Materials provided start
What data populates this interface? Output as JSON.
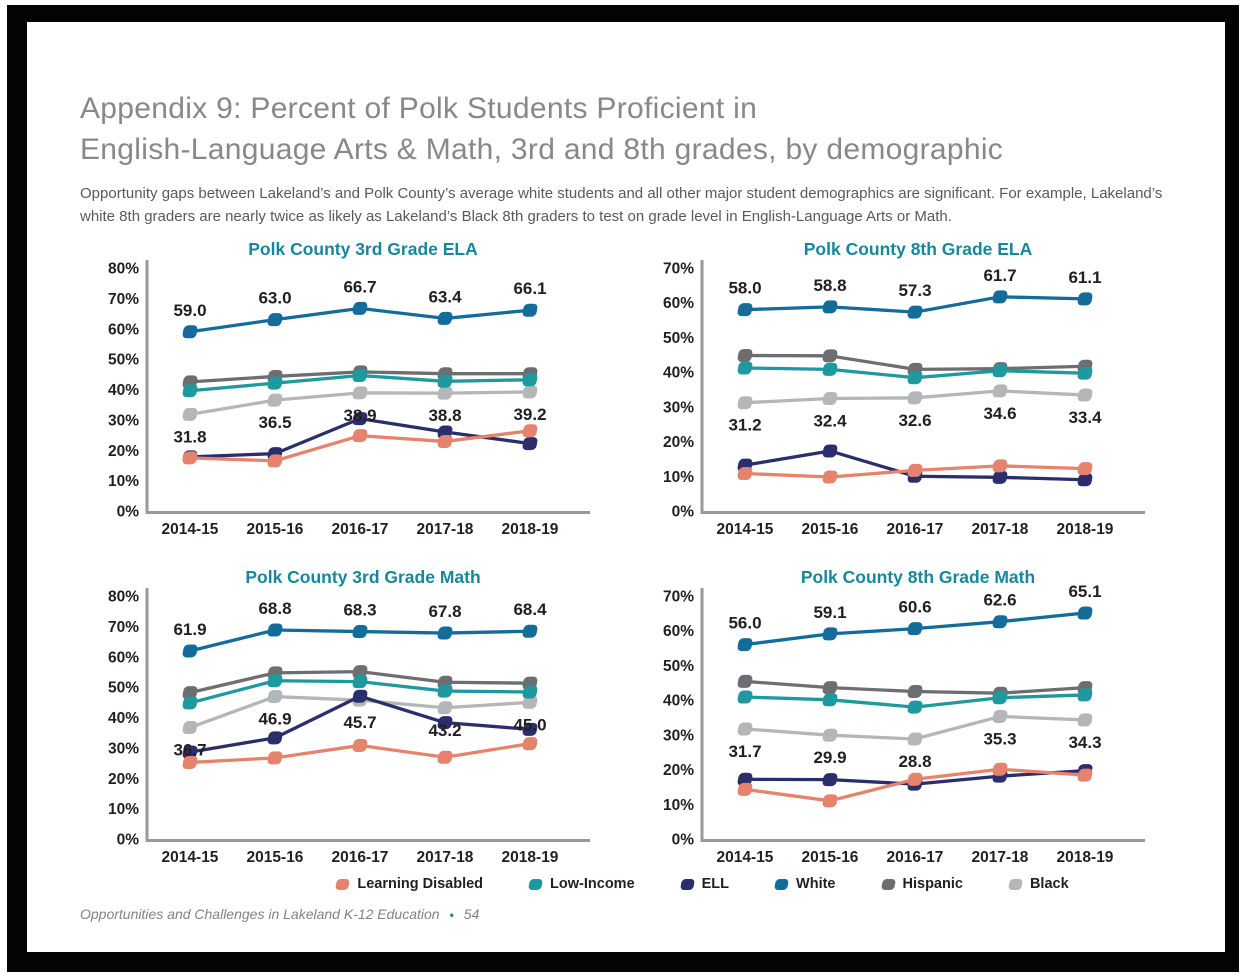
{
  "page": {
    "title_lines": [
      "Appendix 9: Percent of Polk Students Proficient in",
      "English-Language Arts & Math, 3rd and 8th grades, by demographic"
    ],
    "description_lines": [
      "Opportunity gaps between Lakeland’s and Polk County’s average white students and all other major student demographics are significant. For example, Lakeland’s",
      "white 8th graders are nearly twice as likely as Lakeland’s Black 8th graders to test on grade level in English-Language Arts or Math."
    ],
    "footer": {
      "text": "Opportunities and Challenges in Lakeland K-12 Education",
      "separator": "•",
      "page_number": "54"
    }
  },
  "colors": {
    "chart_title": "#17879B",
    "axis": "#97999C",
    "tick_text": "#231F20",
    "data_label": "#231F20",
    "series": {
      "Learning Disabled": "#E5836C",
      "Low-Income": "#1E99A0",
      "ELL": "#2B2E6B",
      "White": "#136C99",
      "Hispanic": "#6D6E71",
      "Black": "#B4B6B8"
    }
  },
  "legend": [
    {
      "label": "Learning Disabled",
      "color": "#E5836C"
    },
    {
      "label": "Low-Income",
      "color": "#1E99A0"
    },
    {
      "label": "ELL",
      "color": "#2B2E6B"
    },
    {
      "label": "White",
      "color": "#136C99"
    },
    {
      "label": "Hispanic",
      "color": "#6D6E71"
    },
    {
      "label": "Black",
      "color": "#B4B6B8"
    }
  ],
  "chart_data": [
    {
      "type": "line",
      "title": "Polk County 3rd Grade ELA",
      "categories": [
        "2014-15",
        "2015-16",
        "2016-17",
        "2017-18",
        "2018-19"
      ],
      "ylim": [
        0,
        80
      ],
      "ytick_step": 10,
      "grid": false,
      "series": [
        {
          "name": "Learning Disabled",
          "values": [
            17.5,
            16.5,
            24.8,
            22.9,
            26.4
          ],
          "labeled": false
        },
        {
          "name": "Low-Income",
          "values": [
            39.6,
            42.1,
            44.6,
            42.7,
            43.2
          ],
          "labeled": false
        },
        {
          "name": "ELL",
          "values": [
            17.8,
            18.9,
            30.4,
            26.0,
            22.2
          ],
          "labeled": false
        },
        {
          "name": "White",
          "values": [
            59.0,
            63.0,
            66.7,
            63.4,
            66.1
          ],
          "labeled": true,
          "label_position": "above"
        },
        {
          "name": "Hispanic",
          "values": [
            42.5,
            44.3,
            45.8,
            45.2,
            45.2
          ],
          "labeled": false
        },
        {
          "name": "Black",
          "values": [
            31.8,
            36.5,
            38.9,
            38.8,
            39.2
          ],
          "labeled": true,
          "label_position": "below"
        }
      ]
    },
    {
      "type": "line",
      "title": "Polk County 8th Grade ELA",
      "categories": [
        "2014-15",
        "2015-16",
        "2016-17",
        "2017-18",
        "2018-19"
      ],
      "ylim": [
        0,
        70
      ],
      "ytick_step": 10,
      "grid": false,
      "series": [
        {
          "name": "Learning Disabled",
          "values": [
            10.8,
            9.8,
            11.7,
            13.0,
            12.2
          ],
          "labeled": false
        },
        {
          "name": "Low-Income",
          "values": [
            41.2,
            40.8,
            38.4,
            40.4,
            39.7
          ],
          "labeled": false
        },
        {
          "name": "ELL",
          "values": [
            13.2,
            17.3,
            10.0,
            9.7,
            9.0
          ],
          "labeled": false
        },
        {
          "name": "White",
          "values": [
            58.0,
            58.8,
            57.3,
            61.7,
            61.1
          ],
          "labeled": true,
          "label_position": "above"
        },
        {
          "name": "Hispanic",
          "values": [
            44.8,
            44.7,
            40.8,
            41.0,
            41.7
          ],
          "labeled": false
        },
        {
          "name": "Black",
          "values": [
            31.2,
            32.4,
            32.6,
            34.6,
            33.4
          ],
          "labeled": true,
          "label_position": "below"
        }
      ]
    },
    {
      "type": "line",
      "title": "Polk County 3rd Grade Math",
      "categories": [
        "2014-15",
        "2015-16",
        "2016-17",
        "2017-18",
        "2018-19"
      ],
      "ylim": [
        0,
        80
      ],
      "ytick_step": 10,
      "grid": false,
      "series": [
        {
          "name": "Learning Disabled",
          "values": [
            25.2,
            26.7,
            30.8,
            26.9,
            31.4
          ],
          "labeled": false
        },
        {
          "name": "Low-Income",
          "values": [
            44.8,
            52.1,
            51.8,
            48.7,
            48.4
          ],
          "labeled": false
        },
        {
          "name": "ELL",
          "values": [
            28.6,
            33.3,
            47.0,
            38.3,
            36.1
          ],
          "labeled": false
        },
        {
          "name": "White",
          "values": [
            61.9,
            68.8,
            68.3,
            67.8,
            68.4
          ],
          "labeled": true,
          "label_position": "above"
        },
        {
          "name": "Hispanic",
          "values": [
            48.2,
            54.7,
            55.1,
            51.6,
            51.3
          ],
          "labeled": false
        },
        {
          "name": "Black",
          "values": [
            36.7,
            46.9,
            45.7,
            43.2,
            45.0
          ],
          "labeled": true,
          "label_position": "below"
        }
      ]
    },
    {
      "type": "line",
      "title": "Polk County 8th Grade Math",
      "categories": [
        "2014-15",
        "2015-16",
        "2016-17",
        "2017-18",
        "2018-19"
      ],
      "ylim": [
        0,
        70
      ],
      "ytick_step": 10,
      "grid": false,
      "series": [
        {
          "name": "Learning Disabled",
          "values": [
            14.3,
            11.0,
            17.2,
            20.1,
            18.4
          ],
          "labeled": false
        },
        {
          "name": "Low-Income",
          "values": [
            40.9,
            40.1,
            38.0,
            40.7,
            41.5
          ],
          "labeled": false
        },
        {
          "name": "ELL",
          "values": [
            17.2,
            17.1,
            15.8,
            18.1,
            19.7
          ],
          "labeled": false
        },
        {
          "name": "White",
          "values": [
            56.0,
            59.1,
            60.6,
            62.6,
            65.1
          ],
          "labeled": true,
          "label_position": "above"
        },
        {
          "name": "Hispanic",
          "values": [
            45.4,
            43.6,
            42.5,
            42.0,
            43.6
          ],
          "labeled": false
        },
        {
          "name": "Black",
          "values": [
            31.7,
            29.9,
            28.8,
            35.3,
            34.3
          ],
          "labeled": true,
          "label_position": "below"
        }
      ]
    }
  ]
}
Materials provided end
▶ What is asked: Leave the pictures out and copy the rest of the data exactly.

▶ Result below:
What data populates this interface? Output as JSON.
{
  "page": {
    "title_lines": [
      "Appendix 9: Percent of Polk Students Proficient in",
      "English-Language Arts & Math, 3rd and 8th grades, by demographic"
    ],
    "description_lines": [
      "Opportunity gaps between Lakeland’s and Polk County’s average white students and all other major student demographics are significant. For example, Lakeland’s",
      "white 8th graders are nearly twice as likely as Lakeland’s Black 8th graders to test on grade level in English-Language Arts or Math."
    ],
    "footer": {
      "text": "Opportunities and Challenges in Lakeland K-12 Education",
      "separator": "•",
      "page_number": "54"
    }
  },
  "colors": {
    "chart_title": "#17879B",
    "axis": "#97999C",
    "tick_text": "#231F20",
    "data_label": "#231F20",
    "series": {
      "Learning Disabled": "#E5836C",
      "Low-Income": "#1E99A0",
      "ELL": "#2B2E6B",
      "White": "#136C99",
      "Hispanic": "#6D6E71",
      "Black": "#B4B6B8"
    }
  },
  "legend": [
    {
      "label": "Learning Disabled",
      "color": "#E5836C"
    },
    {
      "label": "Low-Income",
      "color": "#1E99A0"
    },
    {
      "label": "ELL",
      "color": "#2B2E6B"
    },
    {
      "label": "White",
      "color": "#136C99"
    },
    {
      "label": "Hispanic",
      "color": "#6D6E71"
    },
    {
      "label": "Black",
      "color": "#B4B6B8"
    }
  ],
  "chart_data": [
    {
      "type": "line",
      "title": "Polk County 3rd Grade ELA",
      "categories": [
        "2014-15",
        "2015-16",
        "2016-17",
        "2017-18",
        "2018-19"
      ],
      "ylim": [
        0,
        80
      ],
      "ytick_step": 10,
      "grid": false,
      "series": [
        {
          "name": "Learning Disabled",
          "values": [
            17.5,
            16.5,
            24.8,
            22.9,
            26.4
          ],
          "labeled": false
        },
        {
          "name": "Low-Income",
          "values": [
            39.6,
            42.1,
            44.6,
            42.7,
            43.2
          ],
          "labeled": false
        },
        {
          "name": "ELL",
          "values": [
            17.8,
            18.9,
            30.4,
            26.0,
            22.2
          ],
          "labeled": false
        },
        {
          "name": "White",
          "values": [
            59.0,
            63.0,
            66.7,
            63.4,
            66.1
          ],
          "labeled": true,
          "label_position": "above"
        },
        {
          "name": "Hispanic",
          "values": [
            42.5,
            44.3,
            45.8,
            45.2,
            45.2
          ],
          "labeled": false
        },
        {
          "name": "Black",
          "values": [
            31.8,
            36.5,
            38.9,
            38.8,
            39.2
          ],
          "labeled": true,
          "label_position": "below"
        }
      ]
    },
    {
      "type": "line",
      "title": "Polk County 8th Grade ELA",
      "categories": [
        "2014-15",
        "2015-16",
        "2016-17",
        "2017-18",
        "2018-19"
      ],
      "ylim": [
        0,
        70
      ],
      "ytick_step": 10,
      "grid": false,
      "series": [
        {
          "name": "Learning Disabled",
          "values": [
            10.8,
            9.8,
            11.7,
            13.0,
            12.2
          ],
          "labeled": false
        },
        {
          "name": "Low-Income",
          "values": [
            41.2,
            40.8,
            38.4,
            40.4,
            39.7
          ],
          "labeled": false
        },
        {
          "name": "ELL",
          "values": [
            13.2,
            17.3,
            10.0,
            9.7,
            9.0
          ],
          "labeled": false
        },
        {
          "name": "White",
          "values": [
            58.0,
            58.8,
            57.3,
            61.7,
            61.1
          ],
          "labeled": true,
          "label_position": "above"
        },
        {
          "name": "Hispanic",
          "values": [
            44.8,
            44.7,
            40.8,
            41.0,
            41.7
          ],
          "labeled": false
        },
        {
          "name": "Black",
          "values": [
            31.2,
            32.4,
            32.6,
            34.6,
            33.4
          ],
          "labeled": true,
          "label_position": "below"
        }
      ]
    },
    {
      "type": "line",
      "title": "Polk County 3rd Grade Math",
      "categories": [
        "2014-15",
        "2015-16",
        "2016-17",
        "2017-18",
        "2018-19"
      ],
      "ylim": [
        0,
        80
      ],
      "ytick_step": 10,
      "grid": false,
      "series": [
        {
          "name": "Learning Disabled",
          "values": [
            25.2,
            26.7,
            30.8,
            26.9,
            31.4
          ],
          "labeled": false
        },
        {
          "name": "Low-Income",
          "values": [
            44.8,
            52.1,
            51.8,
            48.7,
            48.4
          ],
          "labeled": false
        },
        {
          "name": "ELL",
          "values": [
            28.6,
            33.3,
            47.0,
            38.3,
            36.1
          ],
          "labeled": false
        },
        {
          "name": "White",
          "values": [
            61.9,
            68.8,
            68.3,
            67.8,
            68.4
          ],
          "labeled": true,
          "label_position": "above"
        },
        {
          "name": "Hispanic",
          "values": [
            48.2,
            54.7,
            55.1,
            51.6,
            51.3
          ],
          "labeled": false
        },
        {
          "name": "Black",
          "values": [
            36.7,
            46.9,
            45.7,
            43.2,
            45.0
          ],
          "labeled": true,
          "label_position": "below"
        }
      ]
    },
    {
      "type": "line",
      "title": "Polk County 8th Grade Math",
      "categories": [
        "2014-15",
        "2015-16",
        "2016-17",
        "2017-18",
        "2018-19"
      ],
      "ylim": [
        0,
        70
      ],
      "ytick_step": 10,
      "grid": false,
      "series": [
        {
          "name": "Learning Disabled",
          "values": [
            14.3,
            11.0,
            17.2,
            20.1,
            18.4
          ],
          "labeled": false
        },
        {
          "name": "Low-Income",
          "values": [
            40.9,
            40.1,
            38.0,
            40.7,
            41.5
          ],
          "labeled": false
        },
        {
          "name": "ELL",
          "values": [
            17.2,
            17.1,
            15.8,
            18.1,
            19.7
          ],
          "labeled": false
        },
        {
          "name": "White",
          "values": [
            56.0,
            59.1,
            60.6,
            62.6,
            65.1
          ],
          "labeled": true,
          "label_position": "above"
        },
        {
          "name": "Hispanic",
          "values": [
            45.4,
            43.6,
            42.5,
            42.0,
            43.6
          ],
          "labeled": false
        },
        {
          "name": "Black",
          "values": [
            31.7,
            29.9,
            28.8,
            35.3,
            34.3
          ],
          "labeled": true,
          "label_position": "below"
        }
      ]
    }
  ]
}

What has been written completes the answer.